Instructions for the task: Each line that follows is to be retyped exactly.

Input for this task:
|---|

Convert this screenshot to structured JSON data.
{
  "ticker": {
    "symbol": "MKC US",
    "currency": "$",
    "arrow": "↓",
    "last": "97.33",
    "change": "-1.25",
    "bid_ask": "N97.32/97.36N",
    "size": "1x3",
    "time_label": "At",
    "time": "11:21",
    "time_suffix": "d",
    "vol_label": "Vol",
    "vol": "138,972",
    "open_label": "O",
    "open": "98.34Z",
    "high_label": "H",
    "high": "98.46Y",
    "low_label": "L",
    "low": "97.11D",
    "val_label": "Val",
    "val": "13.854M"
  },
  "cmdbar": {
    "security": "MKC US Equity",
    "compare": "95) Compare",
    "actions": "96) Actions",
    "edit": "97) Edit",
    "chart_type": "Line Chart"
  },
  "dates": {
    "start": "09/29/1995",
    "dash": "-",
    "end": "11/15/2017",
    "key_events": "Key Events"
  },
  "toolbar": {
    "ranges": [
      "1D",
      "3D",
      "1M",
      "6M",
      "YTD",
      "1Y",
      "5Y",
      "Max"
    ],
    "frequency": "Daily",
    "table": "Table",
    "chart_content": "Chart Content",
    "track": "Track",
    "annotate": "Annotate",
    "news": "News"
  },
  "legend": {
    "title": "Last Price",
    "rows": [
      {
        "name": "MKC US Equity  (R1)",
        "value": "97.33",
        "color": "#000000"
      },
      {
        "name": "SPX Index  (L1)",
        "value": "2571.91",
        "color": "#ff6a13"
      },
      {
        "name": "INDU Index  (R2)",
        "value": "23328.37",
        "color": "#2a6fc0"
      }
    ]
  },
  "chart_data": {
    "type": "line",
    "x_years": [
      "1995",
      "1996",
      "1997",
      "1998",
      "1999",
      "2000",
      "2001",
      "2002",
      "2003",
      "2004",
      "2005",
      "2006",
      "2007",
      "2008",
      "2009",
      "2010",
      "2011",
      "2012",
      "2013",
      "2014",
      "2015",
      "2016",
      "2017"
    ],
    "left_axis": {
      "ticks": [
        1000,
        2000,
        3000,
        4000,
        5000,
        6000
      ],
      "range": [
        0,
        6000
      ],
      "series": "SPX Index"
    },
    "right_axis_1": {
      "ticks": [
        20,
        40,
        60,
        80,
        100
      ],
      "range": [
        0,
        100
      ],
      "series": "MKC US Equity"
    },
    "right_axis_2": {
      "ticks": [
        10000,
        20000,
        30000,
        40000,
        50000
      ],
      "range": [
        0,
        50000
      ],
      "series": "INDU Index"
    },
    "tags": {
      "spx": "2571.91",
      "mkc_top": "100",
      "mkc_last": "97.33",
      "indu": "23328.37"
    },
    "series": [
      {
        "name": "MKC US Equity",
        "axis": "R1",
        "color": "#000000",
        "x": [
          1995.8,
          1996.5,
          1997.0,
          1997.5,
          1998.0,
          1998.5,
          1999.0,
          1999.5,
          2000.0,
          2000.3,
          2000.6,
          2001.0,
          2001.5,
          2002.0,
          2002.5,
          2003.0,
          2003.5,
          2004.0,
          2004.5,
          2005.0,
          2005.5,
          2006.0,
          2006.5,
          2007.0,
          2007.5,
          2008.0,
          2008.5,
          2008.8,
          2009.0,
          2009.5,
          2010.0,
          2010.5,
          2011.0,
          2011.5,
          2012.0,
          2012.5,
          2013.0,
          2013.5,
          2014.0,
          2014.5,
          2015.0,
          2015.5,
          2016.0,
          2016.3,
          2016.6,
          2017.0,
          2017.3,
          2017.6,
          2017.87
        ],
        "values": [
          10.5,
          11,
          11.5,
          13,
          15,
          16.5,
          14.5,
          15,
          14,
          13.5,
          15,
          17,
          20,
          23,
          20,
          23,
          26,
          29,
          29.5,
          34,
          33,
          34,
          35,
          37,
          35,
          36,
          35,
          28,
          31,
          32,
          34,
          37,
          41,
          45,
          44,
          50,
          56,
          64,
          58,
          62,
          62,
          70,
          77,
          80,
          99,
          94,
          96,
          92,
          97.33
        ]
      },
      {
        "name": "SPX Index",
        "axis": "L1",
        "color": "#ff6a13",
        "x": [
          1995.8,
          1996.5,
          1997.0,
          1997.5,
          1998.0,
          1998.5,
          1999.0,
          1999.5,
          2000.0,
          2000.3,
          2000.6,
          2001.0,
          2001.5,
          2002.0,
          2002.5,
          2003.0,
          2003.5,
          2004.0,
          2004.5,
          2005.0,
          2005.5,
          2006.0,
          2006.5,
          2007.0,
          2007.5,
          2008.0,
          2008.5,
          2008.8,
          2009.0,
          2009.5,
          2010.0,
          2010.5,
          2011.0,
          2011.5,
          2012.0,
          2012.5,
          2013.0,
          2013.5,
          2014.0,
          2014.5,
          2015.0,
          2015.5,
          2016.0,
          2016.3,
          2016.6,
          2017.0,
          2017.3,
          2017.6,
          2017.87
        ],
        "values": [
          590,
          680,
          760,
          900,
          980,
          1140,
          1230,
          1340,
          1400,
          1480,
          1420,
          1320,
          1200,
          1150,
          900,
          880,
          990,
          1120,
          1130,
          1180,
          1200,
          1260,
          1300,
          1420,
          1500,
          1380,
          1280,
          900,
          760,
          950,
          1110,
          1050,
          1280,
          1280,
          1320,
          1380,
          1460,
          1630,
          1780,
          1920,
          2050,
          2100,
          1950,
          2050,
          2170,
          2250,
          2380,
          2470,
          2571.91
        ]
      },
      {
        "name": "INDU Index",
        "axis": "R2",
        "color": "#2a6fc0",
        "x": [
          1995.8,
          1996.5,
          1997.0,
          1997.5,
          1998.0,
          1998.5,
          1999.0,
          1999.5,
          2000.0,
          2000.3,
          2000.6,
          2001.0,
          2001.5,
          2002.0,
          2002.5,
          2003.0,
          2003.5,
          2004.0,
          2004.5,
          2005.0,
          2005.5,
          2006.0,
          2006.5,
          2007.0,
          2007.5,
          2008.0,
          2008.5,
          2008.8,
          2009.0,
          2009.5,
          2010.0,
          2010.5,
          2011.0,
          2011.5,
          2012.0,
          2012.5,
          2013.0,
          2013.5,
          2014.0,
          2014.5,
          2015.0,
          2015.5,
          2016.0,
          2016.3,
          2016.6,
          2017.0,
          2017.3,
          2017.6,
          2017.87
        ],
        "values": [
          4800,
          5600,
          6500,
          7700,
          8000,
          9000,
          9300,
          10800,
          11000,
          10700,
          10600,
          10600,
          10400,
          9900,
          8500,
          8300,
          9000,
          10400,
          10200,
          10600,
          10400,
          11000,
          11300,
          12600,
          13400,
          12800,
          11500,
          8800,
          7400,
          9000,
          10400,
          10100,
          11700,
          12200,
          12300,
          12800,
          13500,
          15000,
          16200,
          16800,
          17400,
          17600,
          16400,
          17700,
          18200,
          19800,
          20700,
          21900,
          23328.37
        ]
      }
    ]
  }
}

|---|

Finished task:
Convert this screenshot to structured JSON data.
{
  "ticker": {
    "symbol": "MKC US",
    "currency": "$",
    "arrow": "↓",
    "last": "97.33",
    "change": "-1.25",
    "bid_ask": "N97.32/97.36N",
    "size": "1x3",
    "time_label": "At",
    "time": "11:21",
    "time_suffix": "d",
    "vol_label": "Vol",
    "vol": "138,972",
    "open_label": "O",
    "open": "98.34Z",
    "high_label": "H",
    "high": "98.46Y",
    "low_label": "L",
    "low": "97.11D",
    "val_label": "Val",
    "val": "13.854M"
  },
  "cmdbar": {
    "security": "MKC US Equity",
    "compare": "95) Compare",
    "actions": "96) Actions",
    "edit": "97) Edit",
    "chart_type": "Line Chart"
  },
  "dates": {
    "start": "09/29/1995",
    "dash": "-",
    "end": "11/15/2017",
    "key_events": "Key Events"
  },
  "toolbar": {
    "ranges": [
      "1D",
      "3D",
      "1M",
      "6M",
      "YTD",
      "1Y",
      "5Y",
      "Max"
    ],
    "frequency": "Daily",
    "table": "Table",
    "chart_content": "Chart Content",
    "track": "Track",
    "annotate": "Annotate",
    "news": "News"
  },
  "legend": {
    "title": "Last Price",
    "rows": [
      {
        "name": "MKC US Equity  (R1)",
        "value": "97.33",
        "color": "#000000"
      },
      {
        "name": "SPX Index  (L1)",
        "value": "2571.91",
        "color": "#ff6a13"
      },
      {
        "name": "INDU Index  (R2)",
        "value": "23328.37",
        "color": "#2a6fc0"
      }
    ]
  },
  "chart_data": {
    "type": "line",
    "x_years": [
      "1995",
      "1996",
      "1997",
      "1998",
      "1999",
      "2000",
      "2001",
      "2002",
      "2003",
      "2004",
      "2005",
      "2006",
      "2007",
      "2008",
      "2009",
      "2010",
      "2011",
      "2012",
      "2013",
      "2014",
      "2015",
      "2016",
      "2017"
    ],
    "left_axis": {
      "ticks": [
        1000,
        2000,
        3000,
        4000,
        5000,
        6000
      ],
      "range": [
        0,
        6000
      ],
      "series": "SPX Index"
    },
    "right_axis_1": {
      "ticks": [
        20,
        40,
        60,
        80,
        100
      ],
      "range": [
        0,
        100
      ],
      "series": "MKC US Equity"
    },
    "right_axis_2": {
      "ticks": [
        10000,
        20000,
        30000,
        40000,
        50000
      ],
      "range": [
        0,
        50000
      ],
      "series": "INDU Index"
    },
    "tags": {
      "spx": "2571.91",
      "mkc_top": "100",
      "mkc_last": "97.33",
      "indu": "23328.37"
    },
    "series": [
      {
        "name": "MKC US Equity",
        "axis": "R1",
        "color": "#000000",
        "x": [
          1995.8,
          1996.5,
          1997.0,
          1997.5,
          1998.0,
          1998.5,
          1999.0,
          1999.5,
          2000.0,
          2000.3,
          2000.6,
          2001.0,
          2001.5,
          2002.0,
          2002.5,
          2003.0,
          2003.5,
          2004.0,
          2004.5,
          2005.0,
          2005.5,
          2006.0,
          2006.5,
          2007.0,
          2007.5,
          2008.0,
          2008.5,
          2008.8,
          2009.0,
          2009.5,
          2010.0,
          2010.5,
          2011.0,
          2011.5,
          2012.0,
          2012.5,
          2013.0,
          2013.5,
          2014.0,
          2014.5,
          2015.0,
          2015.5,
          2016.0,
          2016.3,
          2016.6,
          2017.0,
          2017.3,
          2017.6,
          2017.87
        ],
        "values": [
          10.5,
          11,
          11.5,
          13,
          15,
          16.5,
          14.5,
          15,
          14,
          13.5,
          15,
          17,
          20,
          23,
          20,
          23,
          26,
          29,
          29.5,
          34,
          33,
          34,
          35,
          37,
          35,
          36,
          35,
          28,
          31,
          32,
          34,
          37,
          41,
          45,
          44,
          50,
          56,
          64,
          58,
          62,
          62,
          70,
          77,
          80,
          99,
          94,
          96,
          92,
          97.33
        ]
      },
      {
        "name": "SPX Index",
        "axis": "L1",
        "color": "#ff6a13",
        "x": [
          1995.8,
          1996.5,
          1997.0,
          1997.5,
          1998.0,
          1998.5,
          1999.0,
          1999.5,
          2000.0,
          2000.3,
          2000.6,
          2001.0,
          2001.5,
          2002.0,
          2002.5,
          2003.0,
          2003.5,
          2004.0,
          2004.5,
          2005.0,
          2005.5,
          2006.0,
          2006.5,
          2007.0,
          2007.5,
          2008.0,
          2008.5,
          2008.8,
          2009.0,
          2009.5,
          2010.0,
          2010.5,
          2011.0,
          2011.5,
          2012.0,
          2012.5,
          2013.0,
          2013.5,
          2014.0,
          2014.5,
          2015.0,
          2015.5,
          2016.0,
          2016.3,
          2016.6,
          2017.0,
          2017.3,
          2017.6,
          2017.87
        ],
        "values": [
          590,
          680,
          760,
          900,
          980,
          1140,
          1230,
          1340,
          1400,
          1480,
          1420,
          1320,
          1200,
          1150,
          900,
          880,
          990,
          1120,
          1130,
          1180,
          1200,
          1260,
          1300,
          1420,
          1500,
          1380,
          1280,
          900,
          760,
          950,
          1110,
          1050,
          1280,
          1280,
          1320,
          1380,
          1460,
          1630,
          1780,
          1920,
          2050,
          2100,
          1950,
          2050,
          2170,
          2250,
          2380,
          2470,
          2571.91
        ]
      },
      {
        "name": "INDU Index",
        "axis": "R2",
        "color": "#2a6fc0",
        "x": [
          1995.8,
          1996.5,
          1997.0,
          1997.5,
          1998.0,
          1998.5,
          1999.0,
          1999.5,
          2000.0,
          2000.3,
          2000.6,
          2001.0,
          2001.5,
          2002.0,
          2002.5,
          2003.0,
          2003.5,
          2004.0,
          2004.5,
          2005.0,
          2005.5,
          2006.0,
          2006.5,
          2007.0,
          2007.5,
          2008.0,
          2008.5,
          2008.8,
          2009.0,
          2009.5,
          2010.0,
          2010.5,
          2011.0,
          2011.5,
          2012.0,
          2012.5,
          2013.0,
          2013.5,
          2014.0,
          2014.5,
          2015.0,
          2015.5,
          2016.0,
          2016.3,
          2016.6,
          2017.0,
          2017.3,
          2017.6,
          2017.87
        ],
        "values": [
          4800,
          5600,
          6500,
          7700,
          8000,
          9000,
          9300,
          10800,
          11000,
          10700,
          10600,
          10600,
          10400,
          9900,
          8500,
          8300,
          9000,
          10400,
          10200,
          10600,
          10400,
          11000,
          11300,
          12600,
          13400,
          12800,
          11500,
          8800,
          7400,
          9000,
          10400,
          10100,
          11700,
          12200,
          12300,
          12800,
          13500,
          15000,
          16200,
          16800,
          17400,
          17600,
          16400,
          17700,
          18200,
          19800,
          20700,
          21900,
          23328.37
        ]
      }
    ]
  }
}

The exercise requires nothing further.